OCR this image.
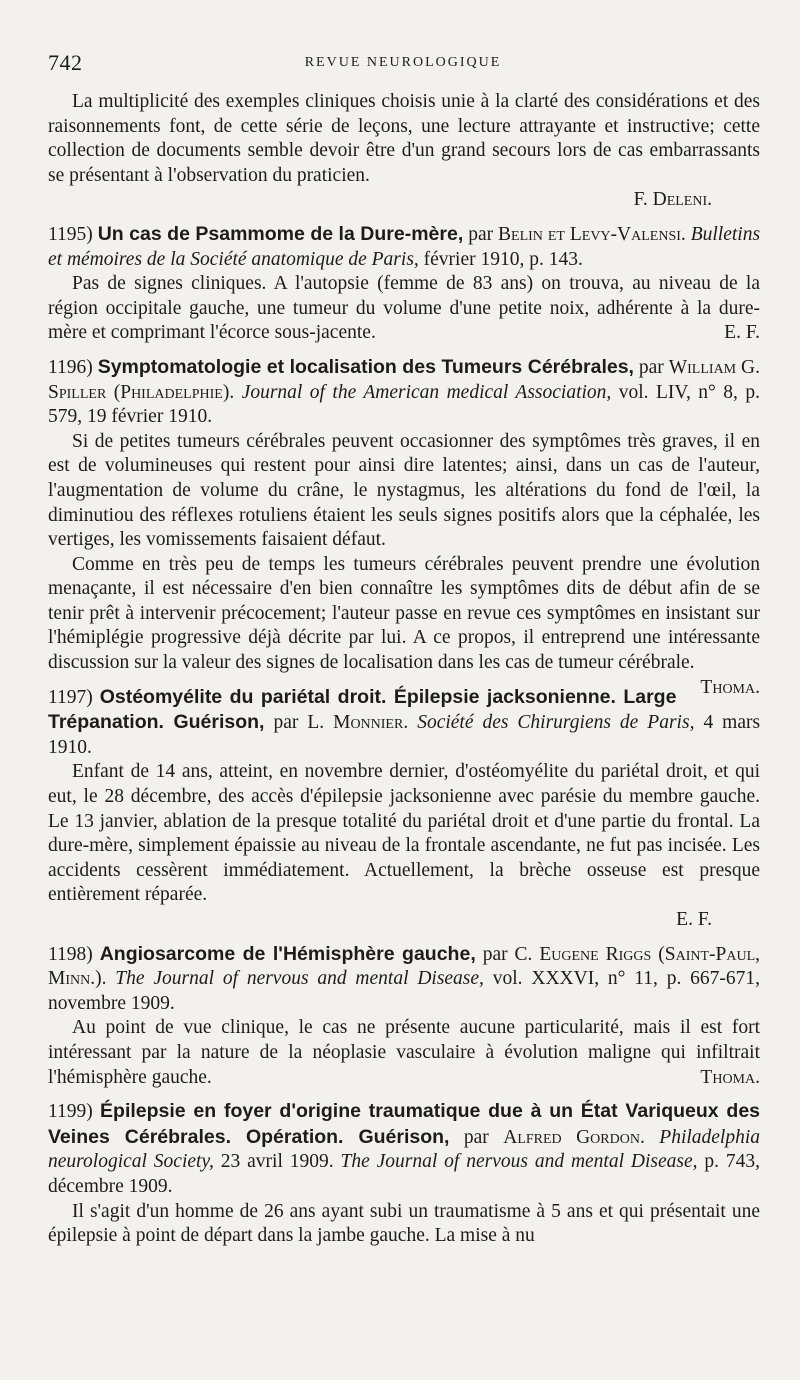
742	REVUE NEUROLOGIQUE

La multiplicité des exemples cliniques choisis unie à la clarté des considérations et des raisonnements font, de cette série de leçons, une lecture attrayante et instructive; cette collection de documents semble devoir être d'un grand secours lors de cas embarrassants se présentant à l'observation du praticien.

F. Deleni.

1195) Un cas de Psammome de la Dure-mère, par Belin et Levy-Valensi. Bulletins et mémoires de la Société anatomique de Paris, février 1910, p. 143.

Pas de signes cliniques. A l'autopsie (femme de 83 ans) on trouva, au niveau de la région occipitale gauche, une tumeur du volume d'une petite noix, adhérente à la dure-mère et comprimant l'écorce sous-jacente.	E. F.

1196) Symptomatologie et localisation des Tumeurs Cérébrales, par William G. Spiller (Philadelphie). Journal of the American medical Association, vol. LIV, n° 8, p. 579, 19 février 1910.

Si de petites tumeurs cérébrales peuvent occasionner des symptômes très graves, il en est de volumineuses qui restent pour ainsi dire latentes; ainsi, dans un cas de l'auteur, l'augmentation de volume du crâne, le nystagmus, les altérations du fond de l'œil, la diminutiou des réflexes rotuliens étaient les seuls signes positifs alors que la céphalée, les vertiges, les vomissements faisaient défaut.

Comme en très peu de temps les tumeurs cérébrales peuvent prendre une évolution menaçante, il est nécessaire d'en bien connaître les symptômes dits de début afin de se tenir prêt à intervenir précocement; l'auteur passe en revue ces symptômes en insistant sur l'hémiplégie progressive déjà décrite par lui. A ce propos, il entreprend une intéressante discussion sur la valeur des signes de localisation dans les cas de tumeur cérébrale.
Thoma.

1197) Ostéomyélite du pariétal droit. Épilepsie jacksonienne. Large Trépanation. Guérison, par L. Monnier. Société des Chirurgiens de Paris, 4 mars 1910.

Enfant de 14 ans, atteint, en novembre dernier, d'ostéomyélite du pariétal droit, et qui eut, le 28 décembre, des accès d'épilepsie jacksonienne avec parésie du membre gauche. Le 13 janvier, ablation de la presque totalité du pariétal droit et d'une partie du frontal. La dure-mère, simplement épaissie au niveau de la frontale ascendante, ne fut pas incisée. Les accidents cessèrent immédiatement. Actuellement, la brèche osseuse est presque entièrement réparée.

E. F.

1198) Angiosarcome de l'Hémisphère gauche, par C. Eugene Riggs (Saint-Paul, Minn.). The Journal of nervous and mental Disease, vol. XXXVI, n° 11, p. 667-671, novembre 1909.

Au point de vue clinique, le cas ne présente aucune particularité, mais il est fort intéressant par la nature de la néoplasie vasculaire à évolution maligne qui infiltrait l'hémisphère gauche.	Thoma.

1199) Épilepsie en foyer d'origine traumatique due à un État Variqueux des Veines Cérébrales. Opération. Guérison, par Alfred Gordon. Philadelphia neurological Society, 23 avril 1909. The Journal of nervous and mental Disease, p. 743, décembre 1909.

Il s'agit d'un homme de 26 ans ayant subi un traumatisme à 5 ans et qui présentait une épilepsie à point de départ dans la jambe gauche. La mise à nu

___

» To be done:
Track down every line holding the string "Guérison" and copy it.

» Reply to the exercise:
1197) Ostéomyélite du pariétal droit. Épilepsie jacksonienne. Large Trépanation. Guérison, par L. Monnier. Société des Chirurgiens de Paris, 4 mars 1910.
1199) Épilepsie en foyer d'origine traumatique due à un État Variqueux des Veines Cérébrales. Opération. Guérison, par Alfred Gordon. Philadelphia neurological Society, 23 avril 1909. The Journal of nervous and mental Disease, p. 743, décembre 1909.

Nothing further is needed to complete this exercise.